**RAW RECORDS:**
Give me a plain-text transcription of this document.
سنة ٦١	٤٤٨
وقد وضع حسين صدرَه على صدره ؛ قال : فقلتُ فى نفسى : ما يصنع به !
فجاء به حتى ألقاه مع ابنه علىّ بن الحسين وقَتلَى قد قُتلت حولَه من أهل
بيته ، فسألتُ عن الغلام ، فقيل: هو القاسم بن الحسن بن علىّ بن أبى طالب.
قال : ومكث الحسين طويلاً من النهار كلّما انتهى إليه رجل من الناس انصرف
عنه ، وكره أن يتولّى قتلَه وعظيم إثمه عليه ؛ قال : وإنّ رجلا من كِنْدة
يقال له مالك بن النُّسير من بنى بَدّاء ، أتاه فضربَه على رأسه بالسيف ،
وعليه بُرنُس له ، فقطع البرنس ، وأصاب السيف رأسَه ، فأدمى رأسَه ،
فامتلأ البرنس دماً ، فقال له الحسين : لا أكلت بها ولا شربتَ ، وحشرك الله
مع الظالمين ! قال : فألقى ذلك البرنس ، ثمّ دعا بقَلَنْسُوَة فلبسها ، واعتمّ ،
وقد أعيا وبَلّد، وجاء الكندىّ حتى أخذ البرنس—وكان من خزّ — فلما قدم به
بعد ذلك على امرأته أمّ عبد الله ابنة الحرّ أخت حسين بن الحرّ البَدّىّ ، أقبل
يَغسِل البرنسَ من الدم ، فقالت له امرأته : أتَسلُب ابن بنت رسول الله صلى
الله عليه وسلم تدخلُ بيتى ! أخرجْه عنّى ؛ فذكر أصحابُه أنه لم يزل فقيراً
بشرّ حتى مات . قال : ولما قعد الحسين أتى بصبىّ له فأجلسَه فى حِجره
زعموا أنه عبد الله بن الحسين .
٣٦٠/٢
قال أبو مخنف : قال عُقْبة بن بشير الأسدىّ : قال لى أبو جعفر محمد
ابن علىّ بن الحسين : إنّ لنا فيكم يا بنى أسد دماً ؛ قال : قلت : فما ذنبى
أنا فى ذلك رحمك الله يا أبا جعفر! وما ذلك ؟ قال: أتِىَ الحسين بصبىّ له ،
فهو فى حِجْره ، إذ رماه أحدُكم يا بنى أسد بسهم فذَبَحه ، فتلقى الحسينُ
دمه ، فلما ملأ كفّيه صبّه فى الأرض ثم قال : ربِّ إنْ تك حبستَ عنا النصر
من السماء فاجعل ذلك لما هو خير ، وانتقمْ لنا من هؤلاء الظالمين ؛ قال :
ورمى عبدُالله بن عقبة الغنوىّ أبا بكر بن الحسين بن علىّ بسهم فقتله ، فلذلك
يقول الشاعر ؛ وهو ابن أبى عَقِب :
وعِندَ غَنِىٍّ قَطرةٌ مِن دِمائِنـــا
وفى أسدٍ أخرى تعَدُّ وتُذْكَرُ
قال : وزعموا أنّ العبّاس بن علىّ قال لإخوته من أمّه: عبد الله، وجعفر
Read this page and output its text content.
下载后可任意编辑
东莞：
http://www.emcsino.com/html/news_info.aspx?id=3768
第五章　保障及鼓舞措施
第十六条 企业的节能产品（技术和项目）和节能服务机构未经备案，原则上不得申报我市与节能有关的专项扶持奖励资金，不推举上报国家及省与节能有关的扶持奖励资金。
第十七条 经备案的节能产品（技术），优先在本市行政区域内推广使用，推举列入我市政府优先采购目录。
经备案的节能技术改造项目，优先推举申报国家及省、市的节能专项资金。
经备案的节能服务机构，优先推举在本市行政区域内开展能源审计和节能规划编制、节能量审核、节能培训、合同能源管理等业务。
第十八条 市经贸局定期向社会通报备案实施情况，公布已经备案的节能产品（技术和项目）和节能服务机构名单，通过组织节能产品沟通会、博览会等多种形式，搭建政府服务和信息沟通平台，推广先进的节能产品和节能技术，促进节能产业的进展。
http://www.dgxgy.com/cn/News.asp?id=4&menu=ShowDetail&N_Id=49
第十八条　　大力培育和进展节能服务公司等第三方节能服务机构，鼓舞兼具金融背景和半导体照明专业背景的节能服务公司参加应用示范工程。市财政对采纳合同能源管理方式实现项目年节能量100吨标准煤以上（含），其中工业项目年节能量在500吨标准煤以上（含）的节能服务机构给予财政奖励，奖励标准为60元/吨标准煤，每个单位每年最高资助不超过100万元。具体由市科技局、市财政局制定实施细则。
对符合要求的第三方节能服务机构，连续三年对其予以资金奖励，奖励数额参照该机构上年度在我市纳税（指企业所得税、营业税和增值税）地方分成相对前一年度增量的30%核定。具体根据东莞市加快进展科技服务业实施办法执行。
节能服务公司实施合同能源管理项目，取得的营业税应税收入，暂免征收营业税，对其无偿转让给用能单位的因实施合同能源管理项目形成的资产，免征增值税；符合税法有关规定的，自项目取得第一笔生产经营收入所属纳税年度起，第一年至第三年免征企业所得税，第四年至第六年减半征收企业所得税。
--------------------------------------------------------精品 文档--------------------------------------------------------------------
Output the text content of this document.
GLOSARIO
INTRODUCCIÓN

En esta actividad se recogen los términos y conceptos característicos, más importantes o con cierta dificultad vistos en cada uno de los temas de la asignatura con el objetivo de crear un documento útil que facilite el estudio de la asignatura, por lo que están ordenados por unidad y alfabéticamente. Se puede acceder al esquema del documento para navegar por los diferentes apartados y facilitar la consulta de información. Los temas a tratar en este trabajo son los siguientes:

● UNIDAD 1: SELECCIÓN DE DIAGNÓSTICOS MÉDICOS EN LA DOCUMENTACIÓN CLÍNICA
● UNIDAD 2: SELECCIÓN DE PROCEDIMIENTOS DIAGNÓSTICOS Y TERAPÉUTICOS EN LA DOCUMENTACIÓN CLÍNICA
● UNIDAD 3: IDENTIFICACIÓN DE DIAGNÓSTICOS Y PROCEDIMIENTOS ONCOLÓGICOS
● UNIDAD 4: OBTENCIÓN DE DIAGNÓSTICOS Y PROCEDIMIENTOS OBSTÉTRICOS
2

**REQUIRED WORK:**
Copy all data exactly, start to finish.

**OUTPUT FOR THIS TASK:**
Give me a plain-text transcription of this document.
سنة ٦١	٤٤٨
وقد وضع حسين صدرَه على صدره ؛ قال : فقلتُ فى نفسى : ما يصنع به !
فجاء به حتى ألقاه مع ابنه علىّ بن الحسين وقَتلَى قد قُتلت حولَه من أهل
بيته ، فسألتُ عن الغلام ، فقيل: هو القاسم بن الحسن بن علىّ بن أبى طالب.
قال : ومكث الحسين طويلاً من النهار كلّما انتهى إليه رجل من الناس انصرف
عنه ، وكره أن يتولّى قتلَه وعظيم إثمه عليه ؛ قال : وإنّ رجلا من كِنْدة
يقال له مالك بن النُّسير من بنى بَدّاء ، أتاه فضربَه على رأسه بالسيف ،
وعليه بُرنُس له ، فقطع البرنس ، وأصاب السيف رأسَه ، فأدمى رأسَه ،
فامتلأ البرنس دماً ، فقال له الحسين : لا أكلت بها ولا شربتَ ، وحشرك الله
مع الظالمين ! قال : فألقى ذلك البرنس ، ثمّ دعا بقَلَنْسُوَة فلبسها ، واعتمّ ،
وقد أعيا وبَلّد، وجاء الكندىّ حتى أخذ البرنس—وكان من خزّ — فلما قدم به
بعد ذلك على امرأته أمّ عبد الله ابنة الحرّ أخت حسين بن الحرّ البَدّىّ ، أقبل
يَغسِل البرنسَ من الدم ، فقالت له امرأته : أتَسلُب ابن بنت رسول الله صلى
الله عليه وسلم تدخلُ بيتى ! أخرجْه عنّى ؛ فذكر أصحابُه أنه لم يزل فقيراً
بشرّ حتى مات . قال : ولما قعد الحسين أتى بصبىّ له فأجلسَه فى حِجره
زعموا أنه عبد الله بن الحسين .
٣٦٠/٢
قال أبو مخنف : قال عُقْبة بن بشير الأسدىّ : قال لى أبو جعفر محمد
ابن علىّ بن الحسين : إنّ لنا فيكم يا بنى أسد دماً ؛ قال : قلت : فما ذنبى
أنا فى ذلك رحمك الله يا أبا جعفر! وما ذلك ؟ قال: أتِىَ الحسين بصبىّ له ،
فهو فى حِجْره ، إذ رماه أحدُكم يا بنى أسد بسهم فذَبَحه ، فتلقى الحسينُ
دمه ، فلما ملأ كفّيه صبّه فى الأرض ثم قال : ربِّ إنْ تك حبستَ عنا النصر
من السماء فاجعل ذلك لما هو خير ، وانتقمْ لنا من هؤلاء الظالمين ؛ قال :
ورمى عبدُالله بن عقبة الغنوىّ أبا بكر بن الحسين بن علىّ بسهم فقتله ، فلذلك
يقول الشاعر ؛ وهو ابن أبى عَقِب :
وعِندَ غَنِىٍّ قَطرةٌ مِن دِمائِنـــا
وفى أسدٍ أخرى تعَدُّ وتُذْكَرُ
قال : وزعموا أنّ العبّاس بن علىّ قال لإخوته من أمّه: عبد الله، وجعفر
Read this page and output its text content.
下载后可任意编辑
东莞：
http://www.emcsino.com/html/news_info.aspx?id=3768
第五章　保障及鼓舞措施
第十六条 企业的节能产品（技术和项目）和节能服务机构未经备案，原则上不得申报我市与节能有关的专项扶持奖励资金，不推举上报国家及省与节能有关的扶持奖励资金。
第十七条 经备案的节能产品（技术），优先在本市行政区域内推广使用，推举列入我市政府优先采购目录。
经备案的节能技术改造项目，优先推举申报国家及省、市的节能专项资金。
经备案的节能服务机构，优先推举在本市行政区域内开展能源审计和节能规划编制、节能量审核、节能培训、合同能源管理等业务。
第十八条 市经贸局定期向社会通报备案实施情况，公布已经备案的节能产品（技术和项目）和节能服务机构名单，通过组织节能产品沟通会、博览会等多种形式，搭建政府服务和信息沟通平台，推广先进的节能产品和节能技术，促进节能产业的进展。
http://www.dgxgy.com/cn/News.asp?id=4&menu=ShowDetail&N_Id=49
第十八条　　大力培育和进展节能服务公司等第三方节能服务机构，鼓舞兼具金融背景和半导体照明专业背景的节能服务公司参加应用示范工程。市财政对采纳合同能源管理方式实现项目年节能量100吨标准煤以上（含），其中工业项目年节能量在500吨标准煤以上（含）的节能服务机构给予财政奖励，奖励标准为60元/吨标准煤，每个单位每年最高资助不超过100万元。具体由市科技局、市财政局制定实施细则。
对符合要求的第三方节能服务机构，连续三年对其予以资金奖励，奖励数额参照该机构上年度在我市纳税（指企业所得税、营业税和增值税）地方分成相对前一年度增量的30%核定。具体根据东莞市加快进展科技服务业实施办法执行。
节能服务公司实施合同能源管理项目，取得的营业税应税收入，暂免征收营业税，对其无偿转让给用能单位的因实施合同能源管理项目形成的资产，免征增值税；符合税法有关规定的，自项目取得第一笔生产经营收入所属纳税年度起，第一年至第三年免征企业所得税，第四年至第六年减半征收企业所得税。
--------------------------------------------------------精品 文档--------------------------------------------------------------------
Output the text content of this document.
GLOSARIO
INTRODUCCIÓN

En esta actividad se recogen los términos y conceptos característicos, más importantes o con cierta dificultad vistos en cada uno de los temas de la asignatura con el objetivo de crear un documento útil que facilite el estudio de la asignatura, por lo que están ordenados por unidad y alfabéticamente. Se puede acceder al esquema del documento para navegar por los diferentes apartados y facilitar la consulta de información. Los temas a tratar en este trabajo son los siguientes:

● UNIDAD 1: SELECCIÓN DE DIAGNÓSTICOS MÉDICOS EN LA DOCUMENTACIÓN CLÍNICA
● UNIDAD 2: SELECCIÓN DE PROCEDIMIENTOS DIAGNÓSTICOS Y TERAPÉUTICOS EN LA DOCUMENTACIÓN CLÍNICA
● UNIDAD 3: IDENTIFICACIÓN DE DIAGNÓSTICOS Y PROCEDIMIENTOS ONCOLÓGICOS
● UNIDAD 4: OBTENCIÓN DE DIAGNÓSTICOS Y PROCEDIMIENTOS OBSTÉTRICOS
2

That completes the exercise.